[Data records]
○ ○ ○ ○ ○ ○ ○

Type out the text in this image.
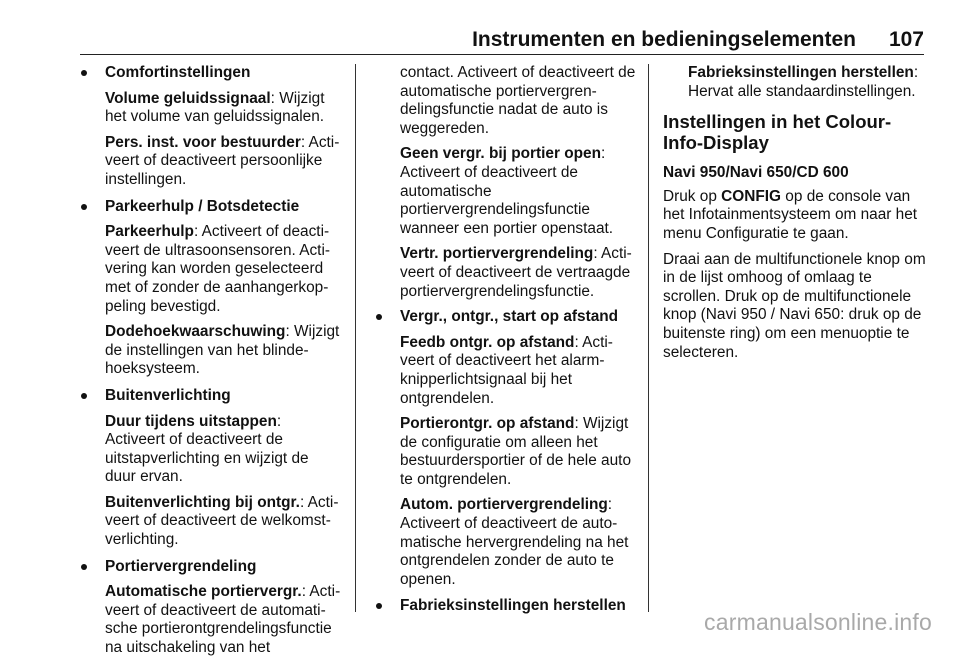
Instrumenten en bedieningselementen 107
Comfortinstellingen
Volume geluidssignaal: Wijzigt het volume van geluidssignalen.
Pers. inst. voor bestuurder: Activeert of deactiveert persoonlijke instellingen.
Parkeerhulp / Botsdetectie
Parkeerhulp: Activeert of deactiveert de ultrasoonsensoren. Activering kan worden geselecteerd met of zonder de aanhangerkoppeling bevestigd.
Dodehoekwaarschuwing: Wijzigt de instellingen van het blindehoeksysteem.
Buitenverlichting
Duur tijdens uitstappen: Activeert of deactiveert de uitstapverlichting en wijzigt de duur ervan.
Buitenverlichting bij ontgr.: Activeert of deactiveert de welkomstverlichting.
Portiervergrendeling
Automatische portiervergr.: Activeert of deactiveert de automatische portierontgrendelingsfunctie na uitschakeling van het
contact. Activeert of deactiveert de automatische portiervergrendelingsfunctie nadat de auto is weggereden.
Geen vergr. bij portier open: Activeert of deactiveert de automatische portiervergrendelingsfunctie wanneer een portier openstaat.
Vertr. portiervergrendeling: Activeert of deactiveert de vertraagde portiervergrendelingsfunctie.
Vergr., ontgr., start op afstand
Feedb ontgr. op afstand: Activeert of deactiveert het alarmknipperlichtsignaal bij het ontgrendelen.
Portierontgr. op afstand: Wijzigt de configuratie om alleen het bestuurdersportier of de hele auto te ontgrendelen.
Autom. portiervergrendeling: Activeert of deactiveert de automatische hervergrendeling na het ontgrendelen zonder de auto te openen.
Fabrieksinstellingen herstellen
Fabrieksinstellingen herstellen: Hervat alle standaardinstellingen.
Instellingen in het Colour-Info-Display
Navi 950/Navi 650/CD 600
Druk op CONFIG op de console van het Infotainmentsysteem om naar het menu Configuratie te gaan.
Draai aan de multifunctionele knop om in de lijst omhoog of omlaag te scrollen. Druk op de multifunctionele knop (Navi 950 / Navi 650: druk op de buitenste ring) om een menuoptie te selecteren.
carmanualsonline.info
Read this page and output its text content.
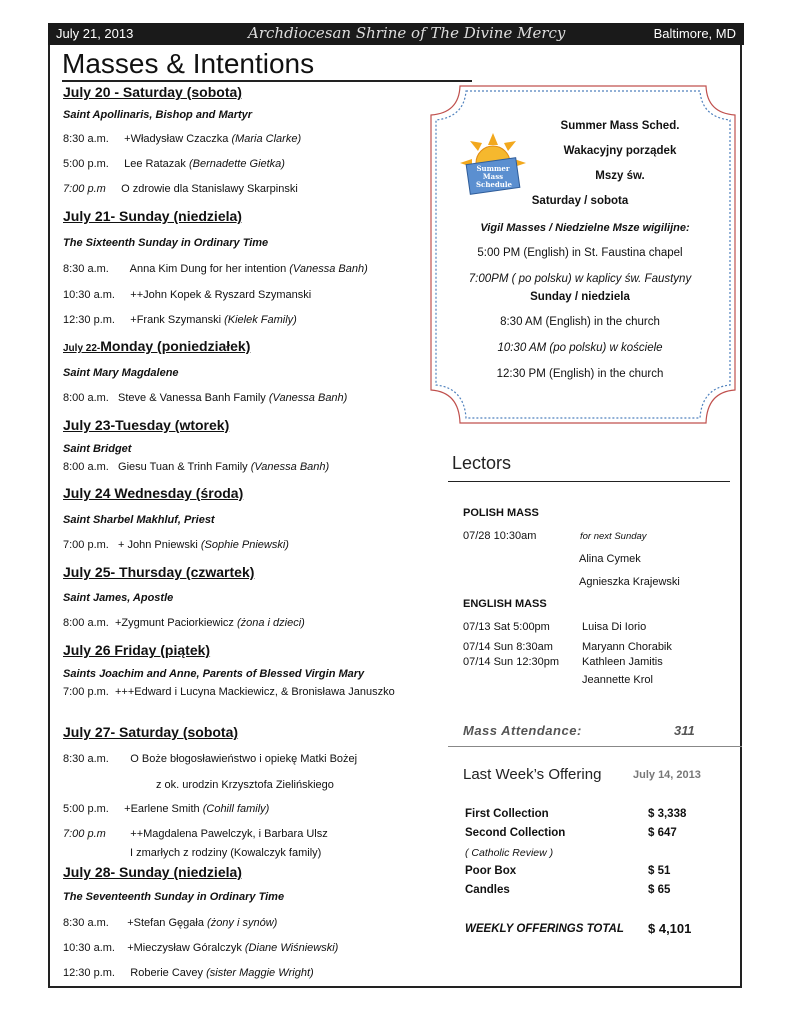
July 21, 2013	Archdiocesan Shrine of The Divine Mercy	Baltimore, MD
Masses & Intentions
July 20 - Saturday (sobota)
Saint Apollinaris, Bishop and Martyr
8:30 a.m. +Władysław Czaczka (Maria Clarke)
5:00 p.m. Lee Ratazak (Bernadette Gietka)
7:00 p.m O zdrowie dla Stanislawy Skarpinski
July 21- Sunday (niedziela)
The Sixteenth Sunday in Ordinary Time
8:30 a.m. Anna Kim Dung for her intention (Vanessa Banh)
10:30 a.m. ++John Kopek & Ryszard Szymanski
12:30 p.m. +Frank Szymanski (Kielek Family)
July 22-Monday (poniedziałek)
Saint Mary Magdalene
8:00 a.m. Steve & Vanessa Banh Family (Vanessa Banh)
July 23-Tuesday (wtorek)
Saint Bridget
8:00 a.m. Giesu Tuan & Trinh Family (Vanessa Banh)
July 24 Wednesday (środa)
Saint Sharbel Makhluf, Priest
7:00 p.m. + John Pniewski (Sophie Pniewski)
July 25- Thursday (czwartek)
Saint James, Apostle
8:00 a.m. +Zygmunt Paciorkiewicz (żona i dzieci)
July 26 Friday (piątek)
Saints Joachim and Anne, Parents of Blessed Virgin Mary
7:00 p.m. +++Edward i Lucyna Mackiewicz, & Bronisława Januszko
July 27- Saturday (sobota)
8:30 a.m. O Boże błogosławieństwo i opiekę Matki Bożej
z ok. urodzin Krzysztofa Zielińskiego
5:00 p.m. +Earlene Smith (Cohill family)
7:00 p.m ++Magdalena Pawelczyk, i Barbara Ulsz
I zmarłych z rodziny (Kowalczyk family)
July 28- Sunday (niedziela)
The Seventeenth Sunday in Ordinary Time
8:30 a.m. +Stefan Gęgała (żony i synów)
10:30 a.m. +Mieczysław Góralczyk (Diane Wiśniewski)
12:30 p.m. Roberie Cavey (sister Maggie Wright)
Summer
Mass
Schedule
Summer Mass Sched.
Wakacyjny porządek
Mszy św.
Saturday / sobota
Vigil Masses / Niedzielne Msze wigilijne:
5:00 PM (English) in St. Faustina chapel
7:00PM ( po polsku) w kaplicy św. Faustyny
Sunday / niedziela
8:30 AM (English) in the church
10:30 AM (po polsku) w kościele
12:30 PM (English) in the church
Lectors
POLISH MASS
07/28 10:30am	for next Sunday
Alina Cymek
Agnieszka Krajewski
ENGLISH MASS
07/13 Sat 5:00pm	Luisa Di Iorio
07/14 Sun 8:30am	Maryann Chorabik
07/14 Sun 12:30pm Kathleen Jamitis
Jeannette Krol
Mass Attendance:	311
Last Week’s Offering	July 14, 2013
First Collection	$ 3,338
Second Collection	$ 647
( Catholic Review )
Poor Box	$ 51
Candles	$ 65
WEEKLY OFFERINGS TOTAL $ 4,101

○ ○ ○ ○ ○ ○ ○

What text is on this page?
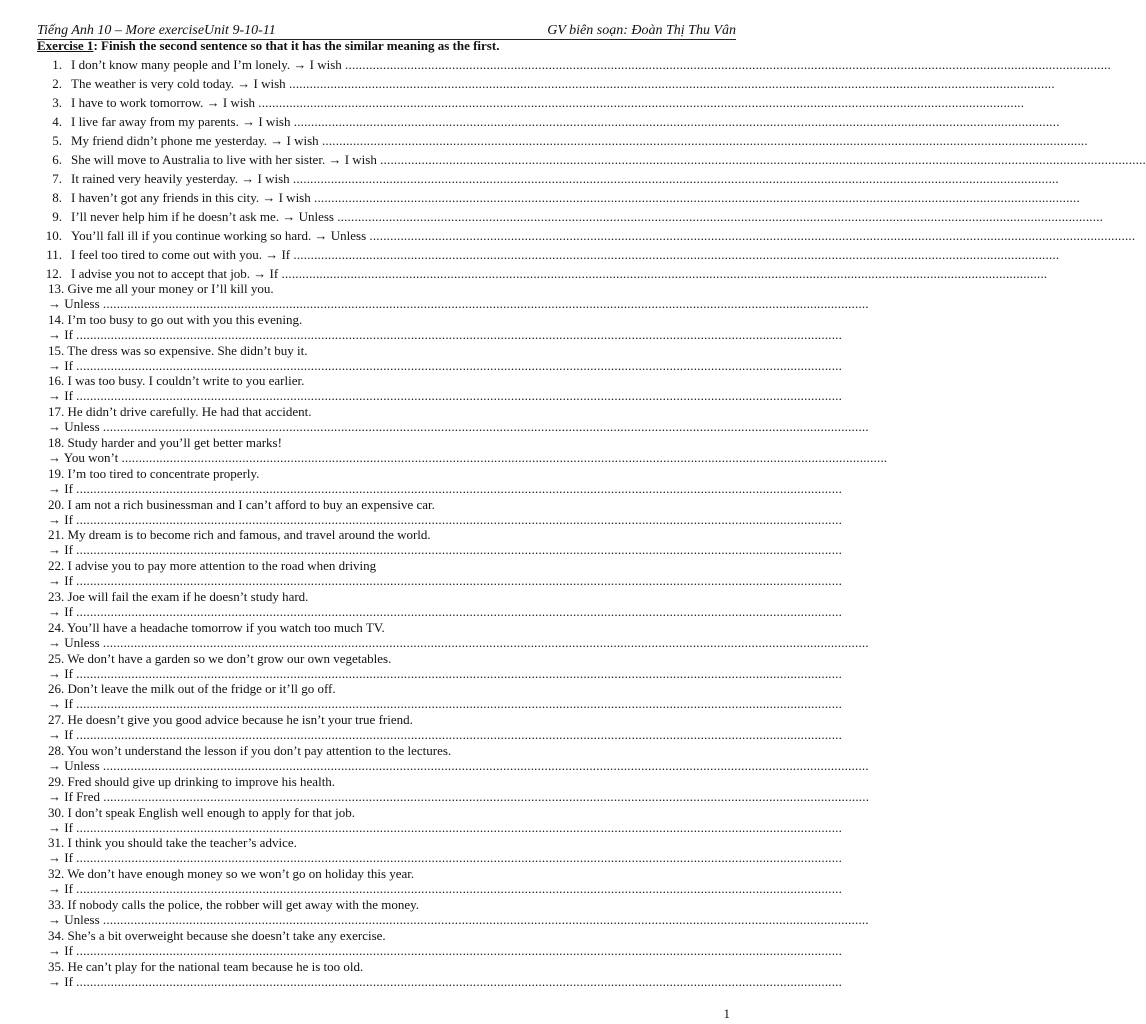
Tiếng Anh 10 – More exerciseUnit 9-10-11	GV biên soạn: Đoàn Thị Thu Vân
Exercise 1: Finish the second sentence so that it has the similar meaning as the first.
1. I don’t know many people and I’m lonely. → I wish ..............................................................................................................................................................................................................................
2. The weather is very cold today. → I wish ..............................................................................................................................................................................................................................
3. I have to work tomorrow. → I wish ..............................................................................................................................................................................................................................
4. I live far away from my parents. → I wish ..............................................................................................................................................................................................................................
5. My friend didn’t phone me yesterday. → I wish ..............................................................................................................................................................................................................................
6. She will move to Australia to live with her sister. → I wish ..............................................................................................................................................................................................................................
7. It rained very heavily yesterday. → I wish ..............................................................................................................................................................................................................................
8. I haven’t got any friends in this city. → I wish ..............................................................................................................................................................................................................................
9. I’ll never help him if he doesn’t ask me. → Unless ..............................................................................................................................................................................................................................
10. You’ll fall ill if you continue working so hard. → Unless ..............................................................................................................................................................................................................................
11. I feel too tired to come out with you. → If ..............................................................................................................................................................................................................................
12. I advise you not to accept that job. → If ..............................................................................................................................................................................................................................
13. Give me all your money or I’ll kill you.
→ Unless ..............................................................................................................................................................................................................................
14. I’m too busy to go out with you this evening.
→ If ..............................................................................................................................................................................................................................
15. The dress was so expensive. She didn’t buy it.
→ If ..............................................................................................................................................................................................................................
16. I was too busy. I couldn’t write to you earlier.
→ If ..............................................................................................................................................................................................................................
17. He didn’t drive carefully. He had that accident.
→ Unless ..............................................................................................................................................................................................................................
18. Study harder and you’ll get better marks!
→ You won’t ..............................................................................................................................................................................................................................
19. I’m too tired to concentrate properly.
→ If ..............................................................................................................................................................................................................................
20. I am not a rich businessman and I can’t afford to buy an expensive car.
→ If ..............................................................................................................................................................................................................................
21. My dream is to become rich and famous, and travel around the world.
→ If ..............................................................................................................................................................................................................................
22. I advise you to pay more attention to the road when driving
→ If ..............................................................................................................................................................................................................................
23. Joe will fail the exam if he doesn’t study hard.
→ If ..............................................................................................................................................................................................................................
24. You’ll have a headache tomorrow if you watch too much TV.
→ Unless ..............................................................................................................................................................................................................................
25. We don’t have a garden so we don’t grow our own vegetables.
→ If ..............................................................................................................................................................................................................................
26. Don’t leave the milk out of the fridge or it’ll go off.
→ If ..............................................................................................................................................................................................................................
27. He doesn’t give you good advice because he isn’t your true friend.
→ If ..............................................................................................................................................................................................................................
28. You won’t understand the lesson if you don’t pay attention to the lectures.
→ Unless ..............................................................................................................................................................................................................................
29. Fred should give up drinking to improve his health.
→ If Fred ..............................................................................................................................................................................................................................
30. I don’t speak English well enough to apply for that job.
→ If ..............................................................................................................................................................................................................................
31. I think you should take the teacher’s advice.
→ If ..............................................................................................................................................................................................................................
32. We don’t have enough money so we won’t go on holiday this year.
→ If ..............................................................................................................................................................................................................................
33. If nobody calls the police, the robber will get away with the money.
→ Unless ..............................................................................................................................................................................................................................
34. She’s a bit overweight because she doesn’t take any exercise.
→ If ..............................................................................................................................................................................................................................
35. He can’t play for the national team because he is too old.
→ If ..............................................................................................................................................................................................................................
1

○ ○ ○ ○ ○ ○ ○

Stated goal: Search the data above for the string "page" and return every line that has it.

Exercise result:
Read this page and output its text content.
What text is on this page?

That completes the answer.